#### [Task to carry out]
Copy every line that holds "uppdrag".

Data entries:
..............................
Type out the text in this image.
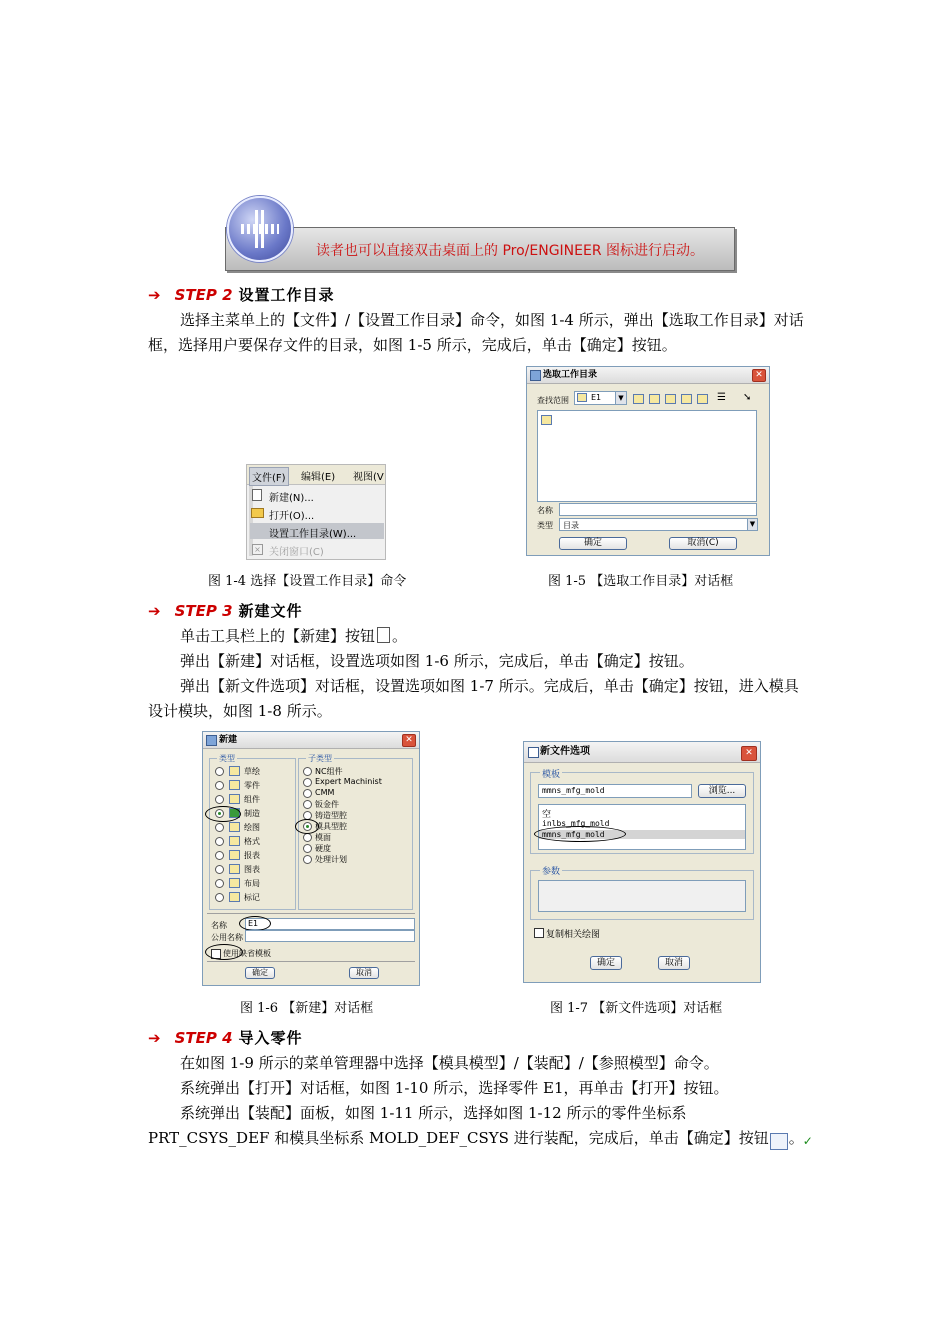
读者也可以直接双击桌面上的 Pro/ENGINEER 图标进行启动。
➔ STEP 2 设置工作目录
选择主菜单上的【文件】/【设置工作目录】命令，如图 1-4 所示，弹出【选取工作目录】对话框，选择用户要保存文件的目录，如图 1-5 所示，完成后，单击【确定】按钮。
文件(F)	编辑(E) 视图(V
新建(N)...
打开(O)...
设置工作目录(W)...
× 关闭窗口(C)
选取工作目录	✕
查找范围	E1	▼	☰ ➘
名称
类型 目录	▼
确定	取消(C)
图 1-4 选择【设置工作目录】命令	图 1-5 【选取工作目录】对话框
➔ STEP 3 新建文件
单击工具栏上的【新建】按钮 。
弹出【新建】对话框，设置选项如图 1-6 所示，完成后，单击【确定】按钮。
弹出【新文件选项】对话框，设置选项如图 1-7 所示。完成后，单击【确定】按钮，进入模具设计模块，如图 1-8 所示。
新建	✕
类型	子类型
草绘
零件
组件
制造
绘图
格式
报表
图表
布局
标记
NC组件
Expert Machinist
CMM
钣金件
铸造型腔
模具型腔
模面
硬度
处理计划
名称	E1
公用名称
使用缺省模板
确定	取消
新文件选项	✕
模板
mmns_mfg_mold	浏览...
空
inlbs_mfg_mold
mmns_mfg_mold
参数
复制相关绘图
确定	取消
图 1-6 【新建】对话框	图 1-7 【新文件选项】对话框
➔ STEP 4 导入零件
在如图 1-9 所示的菜单管理器中选择【模具模型】/【装配】/【参照模型】命令。
系统弹出【打开】对话框，如图 1-10 所示，选择零件 E1，再单击【打开】按钮。
系统弹出【装配】面板，如图 1-11 所示，选择如图 1-12 所示的零件坐标系 PRT_CSYS_DEF 和模具坐标系 MOLD_DEF_CSYS 进行装配，完成后，单击【确定】按钮	✓。
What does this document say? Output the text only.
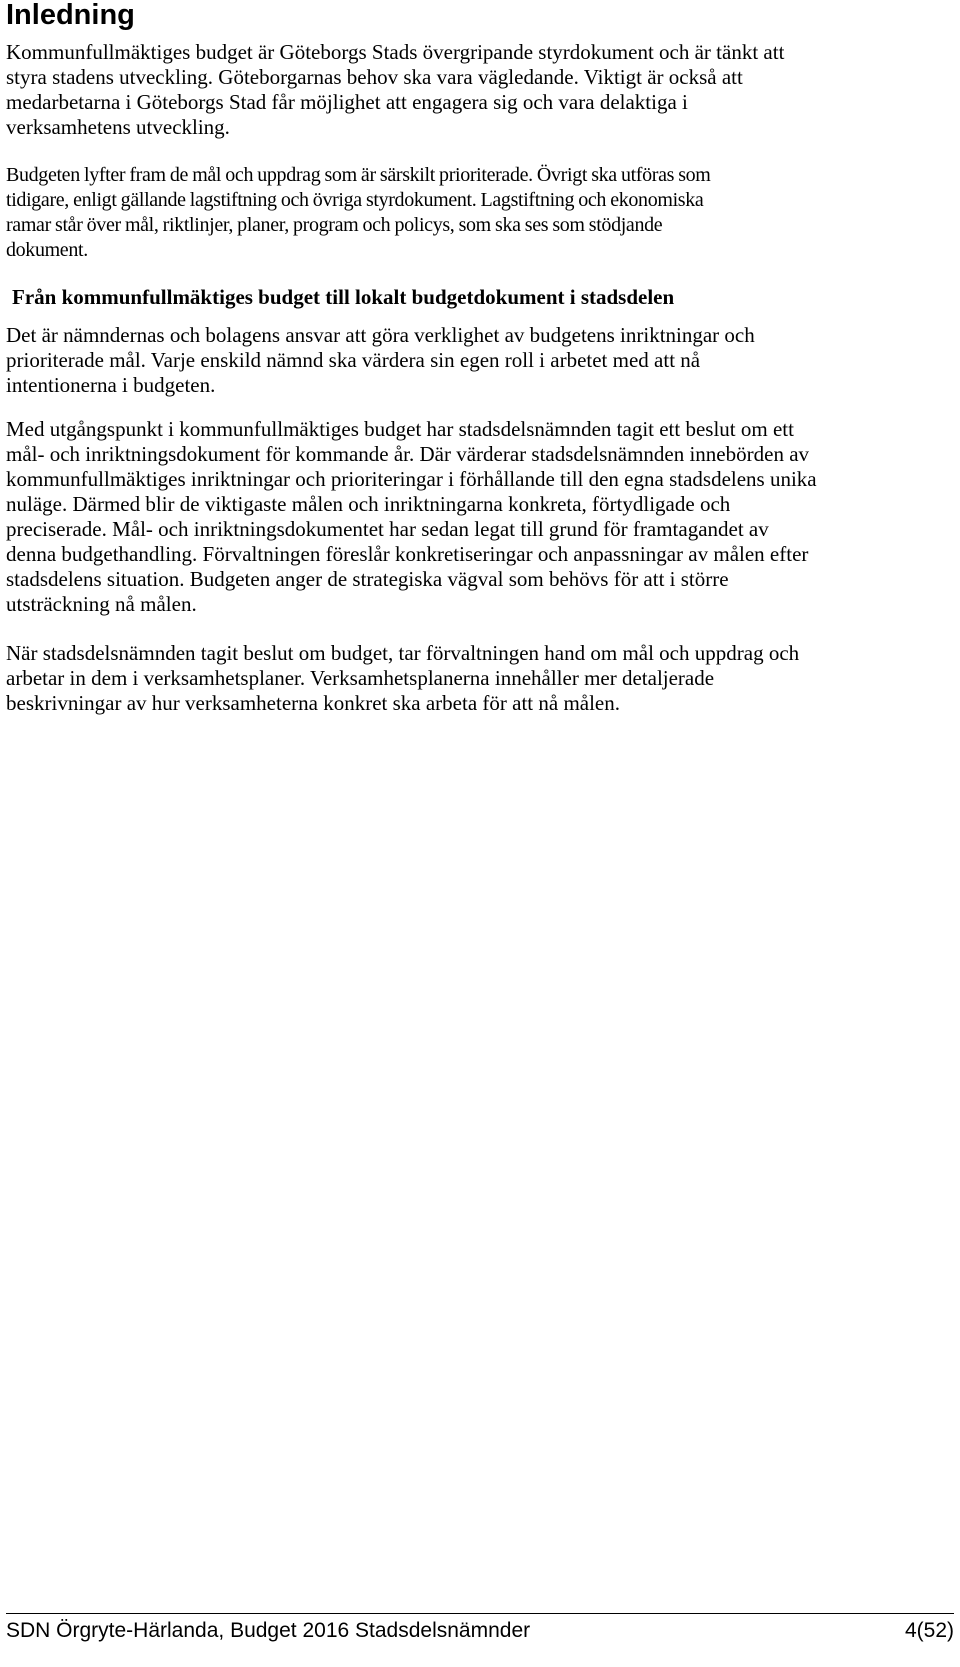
Inledning

Kommunfullmäktiges budget är Göteborgs Stads övergripande styrdokument och är tänkt att
styra stadens utveckling. Göteborgarnas behov ska vara vägledande. Viktigt är också att
medarbetarna i Göteborgs Stad får möjlighet att engagera sig och vara delaktiga i
verksamhetens utveckling.

Budgeten lyfter fram de mål och uppdrag som är särskilt prioriterade. Övrigt ska utföras som
tidigare, enligt gällande lagstiftning och övriga styrdokument. Lagstiftning och ekonomiska
ramar står över mål, riktlinjer, planer, program och policys, som ska ses som stödjande
dokument.

Från kommunfullmäktiges budget till lokalt budgetdokument i stadsdelen

Det är nämndernas och bolagens ansvar att göra verklighet av budgetens inriktningar och
prioriterade mål. Varje enskild nämnd ska värdera sin egen roll i arbetet med att nå
intentionerna i budgeten.

Med utgångspunkt i kommunfullmäktiges budget har stadsdelsnämnden tagit ett beslut om ett
mål- och inriktningsdokument för kommande år. Där värderar stadsdelsnämnden innebörden av
kommunfullmäktiges inriktningar och prioriteringar i förhållande till den egna stadsdelens unika
nuläge. Därmed blir de viktigaste målen och inriktningarna konkreta, förtydligade och
preciserade. Mål- och inriktningsdokumentet har sedan legat till grund för framtagandet av
denna budgethandling. Förvaltningen föreslår konkretiseringar och anpassningar av målen efter
stadsdelens situation. Budgeten anger de strategiska vägval som behövs för att i större
utsträckning nå målen.

När stadsdelsnämnden tagit beslut om budget, tar förvaltningen hand om mål och uppdrag och
arbetar in dem i verksamhetsplaner. Verksamhetsplanerna innehåller mer detaljerade
beskrivningar av hur verksamheterna konkret ska arbeta för att nå målen.

SDN Örgryte-Härlanda, Budget 2016 Stadsdelsnämnder	4(52)
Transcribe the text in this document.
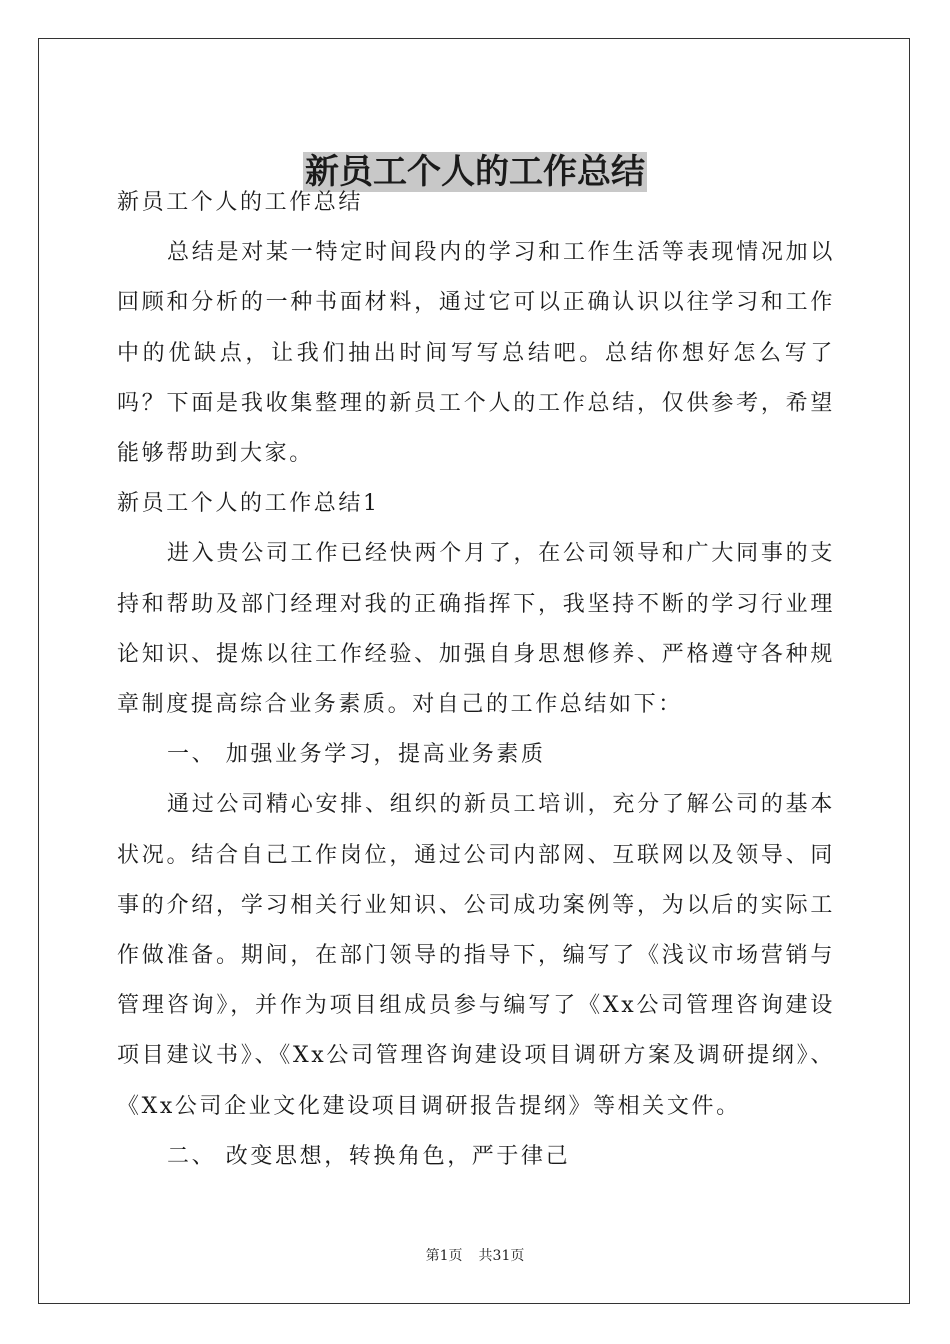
新员工个人的工作总结

新员工个人的工作总结

总结是对某一特定时间段内的学习和工作生活等表现情况加以回顾和分析的一种书面材料，通过它可以正确认识以往学习和工作中的优缺点，让我们抽出时间写写总结吧。总结你想好怎么写了吗？下面是我收集整理的新员工个人的工作总结，仅供参考，希望能够帮助到大家。

新员工个人的工作总结1

进入贵公司工作已经快两个月了，在公司领导和广大同事的支持和帮助及部门经理对我的正确指挥下，我坚持不断的学习行业理论知识、提炼以往工作经验、加强自身思想修养、严格遵守各种规章制度提高综合业务素质。对自己的工作总结如下：

一、 加强业务学习，提高业务素质

通过公司精心安排、组织的新员工培训，充分了解公司的基本状况。结合自己工作岗位，通过公司内部网、互联网以及领导、同事的介绍，学习相关行业知识、公司成功案例等，为以后的实际工作做准备。期间，在部门领导的指导下，编写了《浅议市场营销与管理咨询》，并作为项目组成员参与编写了《Xx公司管理咨询建设项目建议书》、《Xx公司管理咨询建设项目调研方案及调研提纲》、《Xx公司企业文化建设项目调研报告提纲》等相关文件。

二、 改变思想，转换角色，严于律己

第1页 共31页
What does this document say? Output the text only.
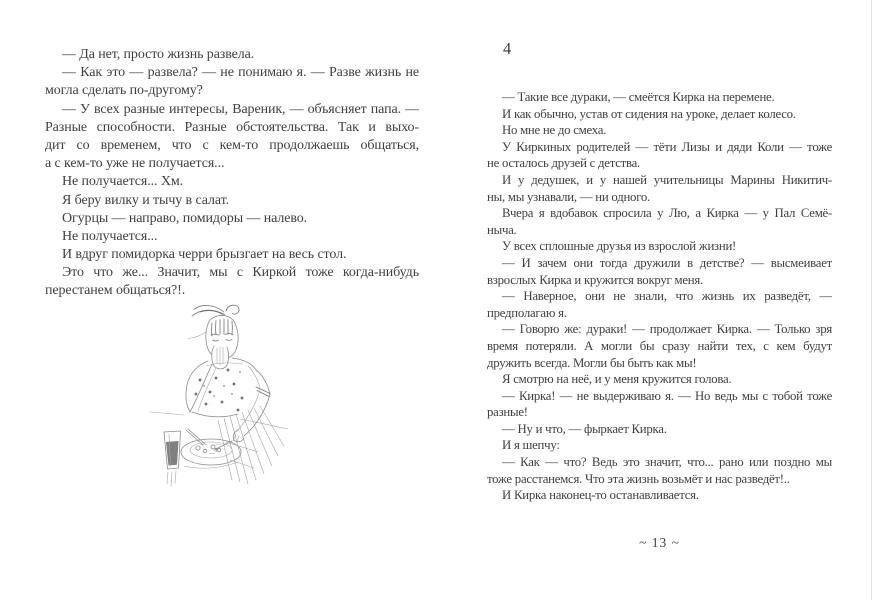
— Да нет, просто жизнь развела.
— Как это — развела? — не понимаю я. — Разве жизнь не
могла сделать по-другому?
— У всех разные интересы, Вареник, — объясняет папа. —
Разные способности. Разные обстоятельства. Так и выхо-
дит со временем, что с кем-то продолжаешь общаться,
а с кем-то уже не получается...
Не получается... Хм.
Я беру вилку и тычу в салат.
Огурцы — направо, помидоры — налево.
Не получается...
И вдруг помидорка черри брызгает на весь стол.
Это что же... Значит, мы с Киркой тоже когда-нибудь
перестанем общаться?!.
4
— Такие все дураки, — смеётся Кирка на перемене.
И как обычно, устав от сидения на уроке, делает колесо.
Но мне не до смеха.
У Киркиных родителей — тёти Лизы и дяди Коли — тоже
не осталось друзей с детства.
И у дедушек, и у нашей учительницы Марины Никитич-
ны, мы узнавали, — ни одного.
Вчера я вдобавок спросила у Лю, а Кирка — у Пал Семё-
ныча.
У всех сплошные друзья из взрослой жизни!
— И зачем они тогда дружили в детстве? — высмеивает
взрослых Кирка и кружится вокруг меня.
— Наверное, они не знали, что жизнь их разведёт, —
предполагаю я.
— Говорю же: дураки! — продолжает Кирка. — Только зря
время потеряли. А могли бы сразу найти тех, с кем будут
дружить всегда. Могли бы быть как мы!
Я смотрю на неё, и у меня кружится голова.
— Кирка! — не выдерживаю я. — Но ведь мы с тобой тоже
разные!
— Ну и что, — фыркает Кирка.
И я шепчу:
— Как — что? Ведь это значит, что... рано или поздно мы
тоже расстанемся. Что эта жизнь возьмёт и нас разведёт!..
И Кирка наконец-то останавливается.
~ 13 ~
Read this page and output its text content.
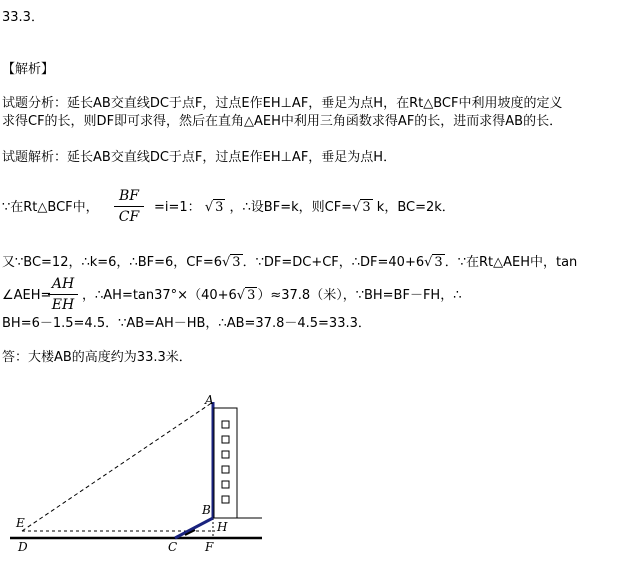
33.3．
【解析】
试题分析：延长AB交直线DC于点F，过点E作EH⊥AF，垂足为点H，在Rt△BCF中利用坡度的定义
求得CF的长，则DF即可求得，然后在直角△AEH中利用三角函数求得AF的长，进而求得AB的长．
试题解析：延长AB交直线DC于点F，过点E作EH⊥AF，垂足为点H．
∵在Rt△BCF中，
BF
CF
=i=1： √ 3 ，∴设BF=k，则CF=√ 3 k，BC=2k．
又∵BC=12，∴k=6，∴BF=6，CF=6√ 3 ．∵DF=DC+CF，∴DF=40+6√ 3 ．∵在Rt△AEH中，tan
∠AEH=
AH
EH
，∴AH=tan37°×（40+6√ 3 ）≈37.8（米），∵BH=BF－FH，∴
BH=6－1.5=4.5．∵AB=AH－HB，∴AB=37.8－4.5=33.3．
答：大楼AB的高度约为33.3米．
A
B
C
D
E
F
H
..............................
#### [Output for this task]
Budgeten lyfter fram de mål och uppdrag som är särskilt prioriterade. Övrigt ska utföras som
När stadsdelsnämnden tagit beslut om budget, tar förvaltningen hand om mål och uppdrag och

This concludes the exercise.